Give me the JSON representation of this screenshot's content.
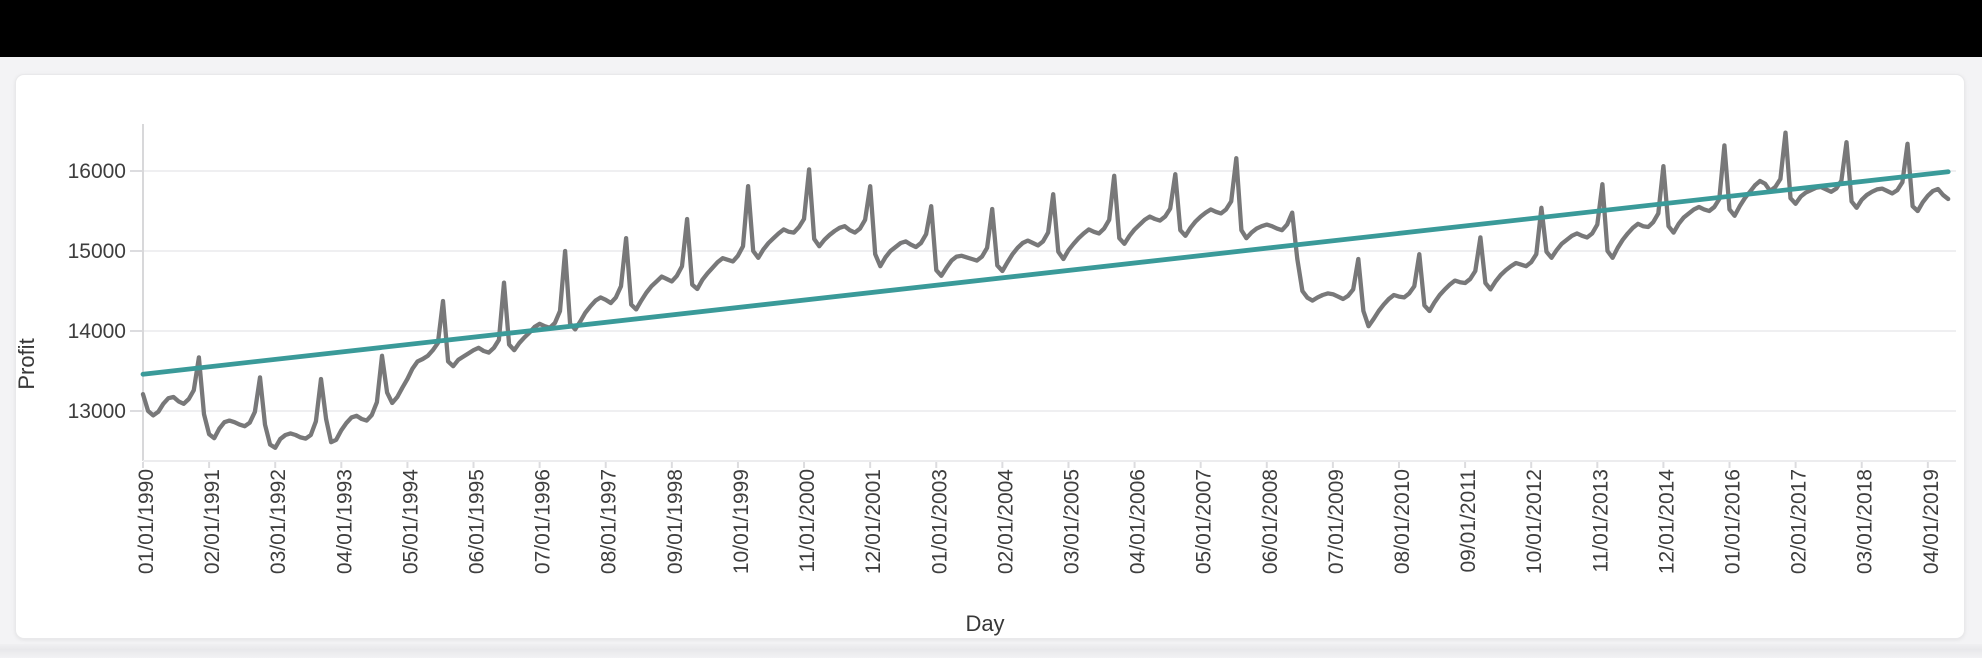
{
  "colors": {
    "top_bar": "#000000",
    "page_background": "#f3f3f5",
    "card_background": "#ffffff",
    "gridline": "#efeff1",
    "tick_text": "#3e3e3e",
    "profit_series": "#787879",
    "trend_series": "#3a9a99"
  },
  "chart_data": {
    "type": "line",
    "title": "",
    "xlabel": "Day",
    "ylabel": "Profit",
    "grid": "horizontal",
    "legend": "none",
    "y_ticks": [
      16000,
      15000,
      14000,
      13000
    ],
    "ylim": [
      12380,
      16590
    ],
    "x_frequency": "monthly",
    "x_start": "01/01/1990",
    "x_end": "08/01/2019",
    "x_tick_every_n_months": 13,
    "x_tick_labels": [
      "01/01/1990",
      "02/01/1991",
      "03/01/1992",
      "04/01/1993",
      "05/01/1994",
      "06/01/1995",
      "07/01/1996",
      "08/01/1997",
      "09/01/1998",
      "10/01/1999",
      "11/01/2000",
      "12/01/2001",
      "01/01/2003",
      "02/01/2004",
      "03/01/2005",
      "04/01/2006",
      "05/01/2007",
      "06/01/2008",
      "07/01/2009",
      "08/01/2010",
      "09/01/2011",
      "10/01/2012",
      "11/01/2013",
      "12/01/2014",
      "01/01/2016",
      "02/01/2017",
      "03/01/2018",
      "04/01/2019"
    ],
    "series": [
      {
        "name": "profit",
        "color": "#787879",
        "values": [
          13210,
          13000,
          12945,
          12990,
          13090,
          13160,
          13175,
          13120,
          13090,
          13150,
          13260,
          13670,
          12960,
          12710,
          12660,
          12780,
          12860,
          12880,
          12860,
          12830,
          12810,
          12855,
          12990,
          13420,
          12830,
          12580,
          12540,
          12650,
          12700,
          12720,
          12700,
          12670,
          12655,
          12700,
          12870,
          13400,
          12900,
          12610,
          12640,
          12760,
          12850,
          12920,
          12940,
          12900,
          12880,
          12950,
          13110,
          13690,
          13230,
          13100,
          13175,
          13290,
          13400,
          13530,
          13620,
          13650,
          13690,
          13760,
          13850,
          14375,
          13620,
          13560,
          13640,
          13680,
          13720,
          13760,
          13790,
          13750,
          13730,
          13790,
          13890,
          14605,
          13830,
          13760,
          13850,
          13920,
          13980,
          14050,
          14090,
          14060,
          14040,
          14100,
          14250,
          15000,
          14090,
          14020,
          14120,
          14230,
          14310,
          14380,
          14420,
          14390,
          14350,
          14420,
          14560,
          15160,
          14330,
          14270,
          14380,
          14480,
          14560,
          14620,
          14680,
          14650,
          14620,
          14690,
          14810,
          15400,
          14580,
          14525,
          14640,
          14720,
          14790,
          14860,
          14910,
          14890,
          14870,
          14940,
          15060,
          15810,
          15000,
          14915,
          15020,
          15100,
          15160,
          15220,
          15270,
          15240,
          15230,
          15300,
          15400,
          16020,
          15150,
          15060,
          15140,
          15200,
          15250,
          15290,
          15310,
          15260,
          15230,
          15280,
          15390,
          15810,
          14960,
          14810,
          14920,
          15000,
          15050,
          15100,
          15120,
          15080,
          15050,
          15100,
          15210,
          15560,
          14760,
          14690,
          14790,
          14880,
          14930,
          14940,
          14920,
          14900,
          14880,
          14930,
          15040,
          15525,
          14820,
          14750,
          14860,
          14960,
          15040,
          15100,
          15130,
          15100,
          15070,
          15120,
          15230,
          15710,
          14990,
          14900,
          15010,
          15090,
          15160,
          15220,
          15270,
          15240,
          15220,
          15280,
          15390,
          15940,
          15160,
          15090,
          15190,
          15270,
          15330,
          15390,
          15430,
          15400,
          15380,
          15430,
          15530,
          15960,
          15260,
          15190,
          15290,
          15370,
          15430,
          15480,
          15520,
          15490,
          15470,
          15520,
          15620,
          16160,
          15260,
          15160,
          15230,
          15280,
          15310,
          15330,
          15310,
          15280,
          15260,
          15330,
          15480,
          14900,
          14500,
          14415,
          14380,
          14420,
          14450,
          14470,
          14460,
          14430,
          14400,
          14440,
          14520,
          14900,
          14250,
          14060,
          14150,
          14250,
          14330,
          14400,
          14450,
          14430,
          14420,
          14470,
          14560,
          14960,
          14320,
          14250,
          14360,
          14450,
          14520,
          14580,
          14630,
          14610,
          14600,
          14650,
          14750,
          15170,
          14600,
          14520,
          14620,
          14700,
          14760,
          14810,
          14850,
          14830,
          14810,
          14860,
          14960,
          15540,
          14990,
          14915,
          15010,
          15090,
          15140,
          15190,
          15220,
          15190,
          15170,
          15220,
          15330,
          15835,
          15000,
          14915,
          15040,
          15140,
          15220,
          15290,
          15340,
          15310,
          15300,
          15360,
          15470,
          16060,
          15310,
          15230,
          15340,
          15420,
          15470,
          15520,
          15550,
          15520,
          15500,
          15550,
          15650,
          16320,
          15520,
          15440,
          15560,
          15660,
          15740,
          15820,
          15875,
          15840,
          15750,
          15800,
          15900,
          16480,
          15660,
          15590,
          15680,
          15730,
          15760,
          15790,
          15800,
          15770,
          15740,
          15780,
          15880,
          16360,
          15620,
          15540,
          15640,
          15700,
          15740,
          15770,
          15780,
          15750,
          15720,
          15760,
          15860,
          16340,
          15560,
          15500,
          15610,
          15690,
          15750,
          15775,
          15700,
          15650
        ]
      },
      {
        "name": "trend",
        "color": "#3a9a99",
        "shape": "straight-line",
        "start_value": 13460,
        "end_value": 15990
      }
    ]
  }
}
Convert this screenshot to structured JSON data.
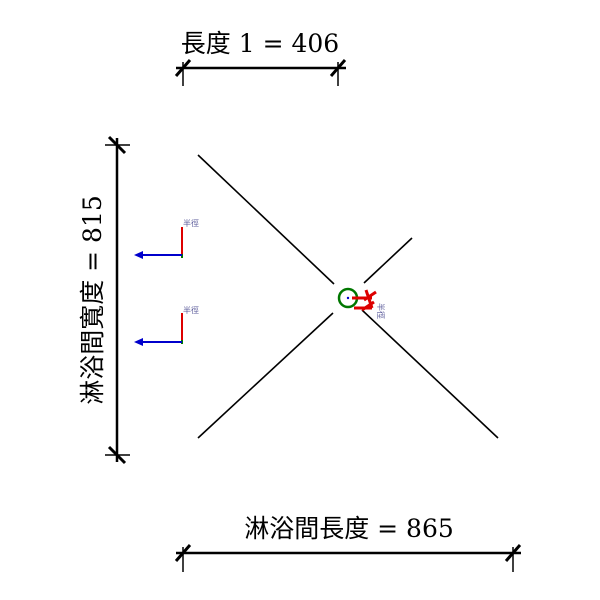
{
  "dimensions": {
    "top": "長度 1 = 406",
    "left": "淋浴間寬度 = 815",
    "bottom": "淋浴間長度 = 865"
  },
  "labels": {
    "radius_1": "半徑",
    "radius_2": "半徑",
    "radius_3": "半徑"
  },
  "colors": {
    "x_axis": "#0000cc",
    "y_axis": "#dd0000",
    "origin": "#007700",
    "line": "#000000"
  }
}
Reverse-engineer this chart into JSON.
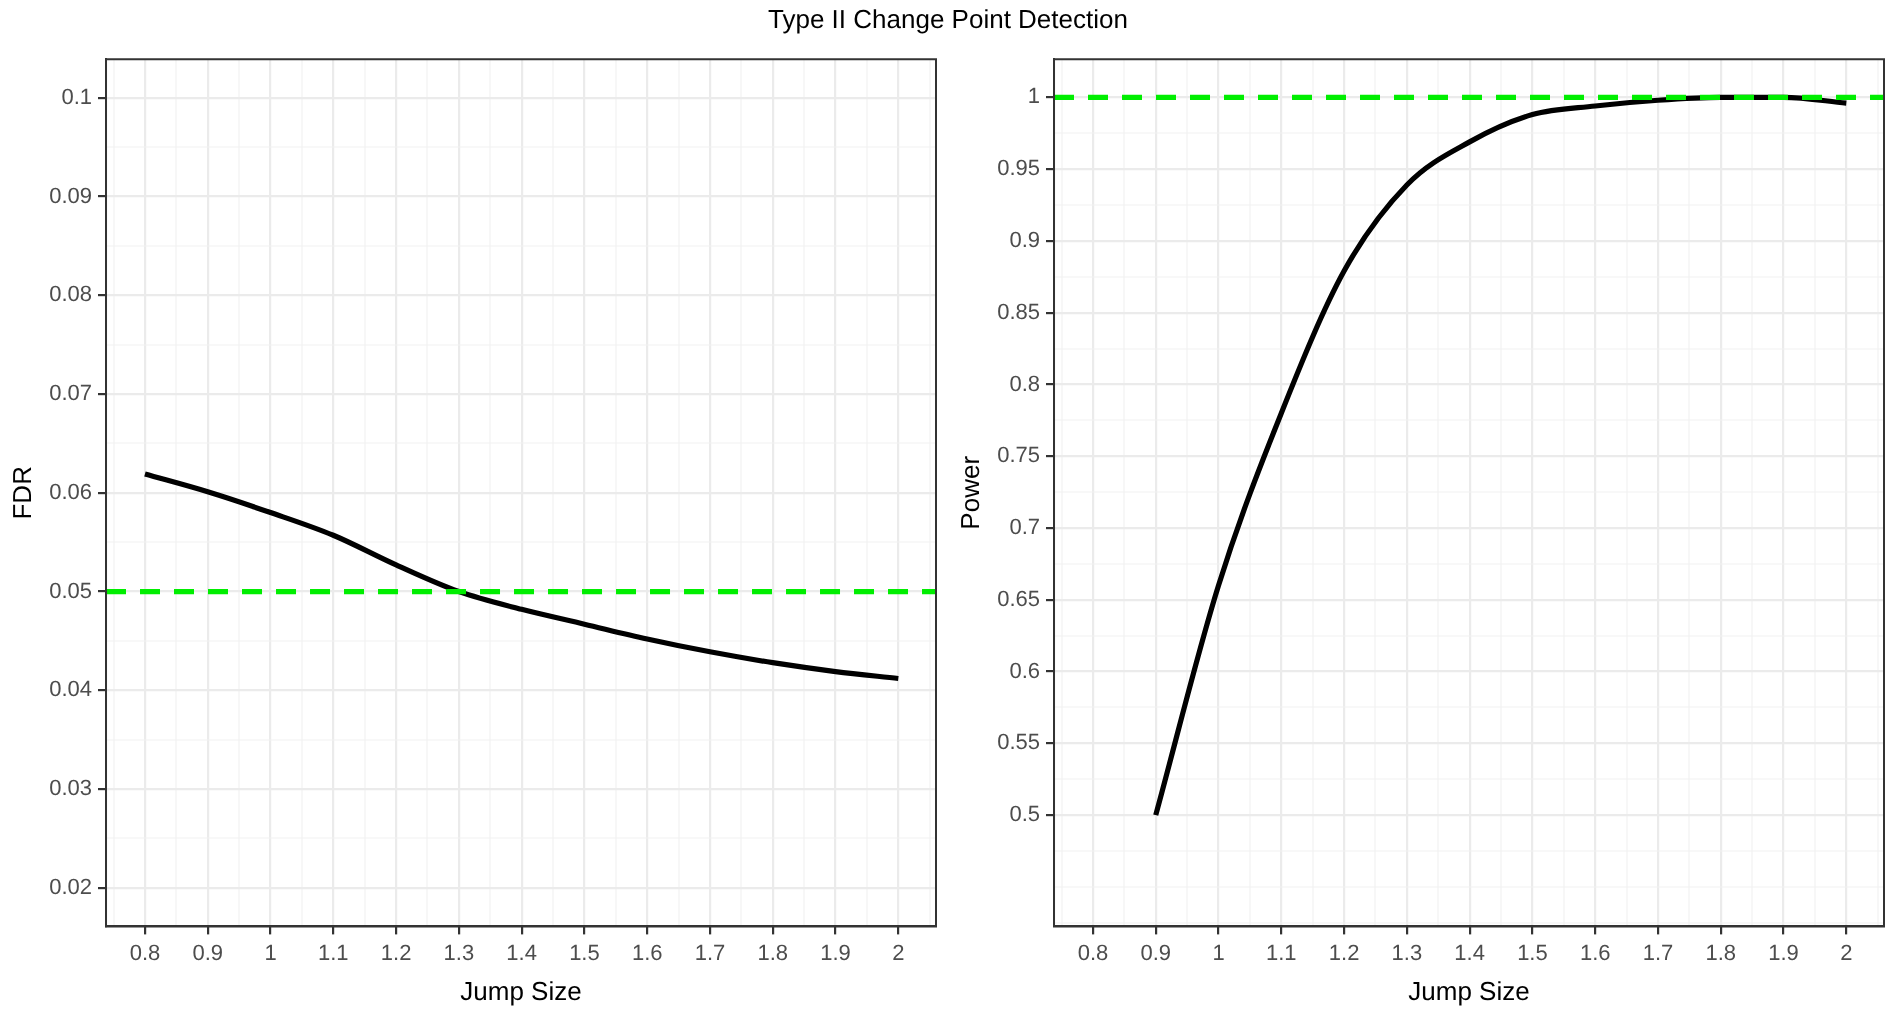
{
  "chart_data": [
    {
      "type": "line",
      "title": "Type II Change Point Detection",
      "xlabel": "Jump Size",
      "ylabel": "FDR",
      "grid": true,
      "marker": "none",
      "line_style": "solid",
      "x": [
        0.8,
        0.9,
        1.0,
        1.1,
        1.2,
        1.3,
        1.4,
        1.5,
        1.6,
        1.7,
        1.8,
        1.9,
        2.0
      ],
      "series": [
        {
          "color": "#000000",
          "values": [
            0.0619,
            0.0601,
            0.058,
            0.0557,
            0.0527,
            0.05,
            0.0482,
            0.0467,
            0.0452,
            0.0439,
            0.0428,
            0.0419,
            0.0412
          ]
        }
      ],
      "xlim": [
        0.738,
        2.06
      ],
      "ylim": [
        0.0161,
        0.1039
      ],
      "xticks": [
        {
          "value": 0.75,
          "label": null
        },
        0.8,
        {
          "value": 0.85,
          "label": null
        },
        0.9,
        {
          "value": 0.95,
          "label": null
        },
        1,
        {
          "value": 1.05,
          "label": null
        },
        1.1,
        {
          "value": 1.15,
          "label": null
        },
        1.2,
        {
          "value": 1.25,
          "label": null
        },
        1.3,
        {
          "value": 1.35,
          "label": null
        },
        1.4,
        {
          "value": 1.45,
          "label": null
        },
        1.5,
        {
          "value": 1.55,
          "label": null
        },
        1.6,
        {
          "value": 1.65,
          "label": null
        },
        1.7,
        {
          "value": 1.75,
          "label": null
        },
        1.8,
        {
          "value": 1.85,
          "label": null
        },
        1.9,
        {
          "value": 1.95,
          "label": null
        },
        2,
        {
          "value": 2.05,
          "label": null
        }
      ],
      "yticks": [
        0.02,
        {
          "value": 0.025,
          "label": null
        },
        0.03,
        {
          "value": 0.035,
          "label": null
        },
        0.04,
        {
          "value": 0.045,
          "label": null
        },
        0.05,
        {
          "value": 0.055,
          "label": null
        },
        0.06,
        {
          "value": 0.065,
          "label": null
        },
        0.07,
        {
          "value": 0.075,
          "label": null
        },
        0.08,
        {
          "value": 0.085,
          "label": null
        },
        0.09,
        {
          "value": 0.095,
          "label": null
        },
        0.1
      ],
      "ref_lines": [
        {
          "axis": "y",
          "value": 0.05,
          "color": "#00ee00",
          "line_style": "dashed"
        }
      ]
    },
    {
      "type": "line",
      "xlabel": "Jump Size",
      "ylabel": "Power",
      "grid": true,
      "marker": "none",
      "line_style": "solid",
      "x": [
        0.9,
        1.0,
        1.1,
        1.2,
        1.3,
        1.4,
        1.5,
        1.6,
        1.7,
        1.8,
        1.9,
        2.0
      ],
      "series": [
        {
          "color": "#000000",
          "values": [
            0.5,
            0.66,
            0.78,
            0.879,
            0.939,
            0.969,
            0.988,
            0.994,
            0.998,
            1.0,
            1.0,
            0.996
          ]
        }
      ],
      "xlim": [
        0.738,
        2.06
      ],
      "ylim": [
        0.4225,
        1.0266
      ],
      "xticks": [
        {
          "value": 0.75,
          "label": null
        },
        0.8,
        {
          "value": 0.85,
          "label": null
        },
        0.9,
        {
          "value": 0.95,
          "label": null
        },
        1,
        {
          "value": 1.05,
          "label": null
        },
        1.1,
        {
          "value": 1.15,
          "label": null
        },
        1.2,
        {
          "value": 1.25,
          "label": null
        },
        1.3,
        {
          "value": 1.35,
          "label": null
        },
        1.4,
        {
          "value": 1.45,
          "label": null
        },
        1.5,
        {
          "value": 1.55,
          "label": null
        },
        1.6,
        {
          "value": 1.65,
          "label": null
        },
        1.7,
        {
          "value": 1.75,
          "label": null
        },
        1.8,
        {
          "value": 1.85,
          "label": null
        },
        1.9,
        {
          "value": 1.95,
          "label": null
        },
        2,
        {
          "value": 2.05,
          "label": null
        }
      ],
      "yticks": [
        {
          "value": 0.425,
          "label": null
        },
        {
          "value": 0.45,
          "label": null
        },
        {
          "value": 0.475,
          "label": null
        },
        0.5,
        {
          "value": 0.525,
          "label": null
        },
        0.55,
        {
          "value": 0.575,
          "label": null
        },
        0.6,
        {
          "value": 0.625,
          "label": null
        },
        0.65,
        {
          "value": 0.675,
          "label": null
        },
        0.7,
        {
          "value": 0.725,
          "label": null
        },
        0.75,
        {
          "value": 0.775,
          "label": null
        },
        0.8,
        {
          "value": 0.825,
          "label": null
        },
        0.85,
        {
          "value": 0.875,
          "label": null
        },
        0.9,
        {
          "value": 0.925,
          "label": null
        },
        0.95,
        {
          "value": 0.975,
          "label": null
        },
        1
      ],
      "ref_lines": [
        {
          "axis": "y",
          "value": 1,
          "color": "#00ee00",
          "line_style": "dashed"
        }
      ]
    }
  ]
}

——————

TASK INSTRUCTIONS:
Gather up the lines containing the word "ylabel" from these records and copy them.

TASK ANSWER:
    "ylabel": "Profit",
      "ylabel": "FDR",
      "ylabel": "Power",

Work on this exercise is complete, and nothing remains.